(Items listed in a dataset)

^^^^

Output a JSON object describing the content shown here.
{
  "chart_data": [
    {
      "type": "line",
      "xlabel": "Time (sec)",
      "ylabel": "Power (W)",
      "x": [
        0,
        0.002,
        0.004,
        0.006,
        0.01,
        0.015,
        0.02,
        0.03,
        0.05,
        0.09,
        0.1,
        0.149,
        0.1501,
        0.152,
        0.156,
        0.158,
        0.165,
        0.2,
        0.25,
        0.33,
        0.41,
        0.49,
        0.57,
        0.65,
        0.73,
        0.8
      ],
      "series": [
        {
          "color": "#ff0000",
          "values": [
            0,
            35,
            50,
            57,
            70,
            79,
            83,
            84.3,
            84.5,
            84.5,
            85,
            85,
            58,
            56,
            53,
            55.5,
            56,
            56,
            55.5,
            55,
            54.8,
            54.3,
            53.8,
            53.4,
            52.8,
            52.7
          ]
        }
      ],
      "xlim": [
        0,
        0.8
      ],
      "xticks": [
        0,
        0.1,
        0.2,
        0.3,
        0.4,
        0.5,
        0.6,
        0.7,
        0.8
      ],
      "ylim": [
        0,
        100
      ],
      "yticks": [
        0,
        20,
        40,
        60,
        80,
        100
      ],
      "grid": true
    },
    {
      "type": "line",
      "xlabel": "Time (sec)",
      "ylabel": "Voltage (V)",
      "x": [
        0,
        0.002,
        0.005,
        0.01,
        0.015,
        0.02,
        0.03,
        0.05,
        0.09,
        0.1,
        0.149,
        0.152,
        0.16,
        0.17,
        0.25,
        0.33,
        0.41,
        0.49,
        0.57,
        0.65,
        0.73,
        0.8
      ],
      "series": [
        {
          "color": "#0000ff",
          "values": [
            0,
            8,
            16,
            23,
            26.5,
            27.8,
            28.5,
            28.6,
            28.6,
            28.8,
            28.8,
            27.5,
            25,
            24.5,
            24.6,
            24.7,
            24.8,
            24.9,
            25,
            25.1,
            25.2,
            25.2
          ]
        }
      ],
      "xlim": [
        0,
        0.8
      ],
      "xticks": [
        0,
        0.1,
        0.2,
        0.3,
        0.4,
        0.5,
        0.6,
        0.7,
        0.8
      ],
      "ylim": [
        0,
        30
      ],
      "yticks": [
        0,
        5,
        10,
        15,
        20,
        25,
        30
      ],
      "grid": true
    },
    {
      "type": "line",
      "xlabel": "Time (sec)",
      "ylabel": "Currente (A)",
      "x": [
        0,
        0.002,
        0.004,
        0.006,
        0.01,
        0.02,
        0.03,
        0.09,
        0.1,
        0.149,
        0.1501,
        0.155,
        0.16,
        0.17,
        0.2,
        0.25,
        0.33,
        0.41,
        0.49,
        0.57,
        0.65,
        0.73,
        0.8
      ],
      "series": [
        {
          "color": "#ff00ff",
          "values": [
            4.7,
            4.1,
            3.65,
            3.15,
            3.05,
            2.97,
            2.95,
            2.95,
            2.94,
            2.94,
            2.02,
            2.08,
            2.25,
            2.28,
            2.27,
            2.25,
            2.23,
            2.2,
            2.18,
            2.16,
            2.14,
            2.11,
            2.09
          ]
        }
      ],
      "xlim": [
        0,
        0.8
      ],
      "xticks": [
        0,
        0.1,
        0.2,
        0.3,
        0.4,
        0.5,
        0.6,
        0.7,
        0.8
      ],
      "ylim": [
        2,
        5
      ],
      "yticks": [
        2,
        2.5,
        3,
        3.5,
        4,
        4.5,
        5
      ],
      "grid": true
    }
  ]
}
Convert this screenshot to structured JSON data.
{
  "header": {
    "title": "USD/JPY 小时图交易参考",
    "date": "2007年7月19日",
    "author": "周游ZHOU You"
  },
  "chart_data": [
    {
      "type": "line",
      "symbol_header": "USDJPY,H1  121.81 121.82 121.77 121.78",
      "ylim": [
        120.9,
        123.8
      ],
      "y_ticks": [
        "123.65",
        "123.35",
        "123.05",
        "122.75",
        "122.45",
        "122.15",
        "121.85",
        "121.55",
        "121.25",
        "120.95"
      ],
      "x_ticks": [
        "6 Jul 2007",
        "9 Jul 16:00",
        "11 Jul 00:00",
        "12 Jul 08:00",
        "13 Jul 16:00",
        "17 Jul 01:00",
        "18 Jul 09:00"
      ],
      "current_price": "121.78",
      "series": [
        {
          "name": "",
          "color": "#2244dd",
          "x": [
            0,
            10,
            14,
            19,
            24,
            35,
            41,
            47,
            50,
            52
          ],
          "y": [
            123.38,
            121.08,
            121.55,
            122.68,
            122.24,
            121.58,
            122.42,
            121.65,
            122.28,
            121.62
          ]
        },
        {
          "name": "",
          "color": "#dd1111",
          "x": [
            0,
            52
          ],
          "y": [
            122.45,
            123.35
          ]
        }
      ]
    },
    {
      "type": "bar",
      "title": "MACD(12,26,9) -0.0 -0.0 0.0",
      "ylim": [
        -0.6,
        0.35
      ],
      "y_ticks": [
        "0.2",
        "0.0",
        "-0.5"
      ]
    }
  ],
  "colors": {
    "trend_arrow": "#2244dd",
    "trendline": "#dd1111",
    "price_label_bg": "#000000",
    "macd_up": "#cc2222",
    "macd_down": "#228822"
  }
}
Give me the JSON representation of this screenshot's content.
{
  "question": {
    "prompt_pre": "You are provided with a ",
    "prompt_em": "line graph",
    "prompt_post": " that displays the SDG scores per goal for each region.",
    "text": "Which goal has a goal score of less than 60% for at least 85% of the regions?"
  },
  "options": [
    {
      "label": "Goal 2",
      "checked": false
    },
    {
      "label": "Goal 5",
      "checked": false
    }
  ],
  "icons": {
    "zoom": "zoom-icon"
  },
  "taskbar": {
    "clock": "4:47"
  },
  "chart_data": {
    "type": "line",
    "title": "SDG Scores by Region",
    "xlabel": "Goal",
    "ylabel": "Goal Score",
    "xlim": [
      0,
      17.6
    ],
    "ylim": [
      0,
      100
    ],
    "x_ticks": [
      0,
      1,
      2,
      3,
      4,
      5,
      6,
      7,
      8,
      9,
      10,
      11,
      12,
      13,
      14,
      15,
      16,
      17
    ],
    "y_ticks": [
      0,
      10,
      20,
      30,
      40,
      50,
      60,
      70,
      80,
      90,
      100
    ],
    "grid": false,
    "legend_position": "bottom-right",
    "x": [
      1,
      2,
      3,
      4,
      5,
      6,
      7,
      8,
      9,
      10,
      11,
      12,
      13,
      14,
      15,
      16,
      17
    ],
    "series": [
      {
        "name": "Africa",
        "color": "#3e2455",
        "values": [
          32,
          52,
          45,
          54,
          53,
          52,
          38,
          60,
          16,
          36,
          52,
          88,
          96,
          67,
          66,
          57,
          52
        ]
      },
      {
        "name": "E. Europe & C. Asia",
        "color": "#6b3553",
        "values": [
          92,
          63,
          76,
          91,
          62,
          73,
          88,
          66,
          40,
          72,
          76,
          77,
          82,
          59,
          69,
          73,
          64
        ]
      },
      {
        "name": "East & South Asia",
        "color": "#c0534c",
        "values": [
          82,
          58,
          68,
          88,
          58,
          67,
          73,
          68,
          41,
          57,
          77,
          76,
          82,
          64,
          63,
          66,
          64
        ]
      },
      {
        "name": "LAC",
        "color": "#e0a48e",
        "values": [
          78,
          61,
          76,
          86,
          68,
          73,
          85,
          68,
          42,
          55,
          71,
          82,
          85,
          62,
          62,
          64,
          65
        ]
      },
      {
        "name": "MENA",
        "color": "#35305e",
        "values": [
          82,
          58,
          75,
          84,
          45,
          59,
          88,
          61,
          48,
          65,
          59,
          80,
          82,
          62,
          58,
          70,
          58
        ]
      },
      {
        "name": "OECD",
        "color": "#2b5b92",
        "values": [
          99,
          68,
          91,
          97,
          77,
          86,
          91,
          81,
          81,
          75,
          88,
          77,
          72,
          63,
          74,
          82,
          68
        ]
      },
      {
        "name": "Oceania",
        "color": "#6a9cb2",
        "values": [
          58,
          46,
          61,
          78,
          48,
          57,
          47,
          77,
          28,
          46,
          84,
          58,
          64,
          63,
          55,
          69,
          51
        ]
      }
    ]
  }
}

^^^^

TO BE DONE:
Search the listing for the string "Asia". Copy each line where it turns up.

TASK SOLUTION:
        "name": "E. Europe & C. Asia",
        "name": "East & South Asia",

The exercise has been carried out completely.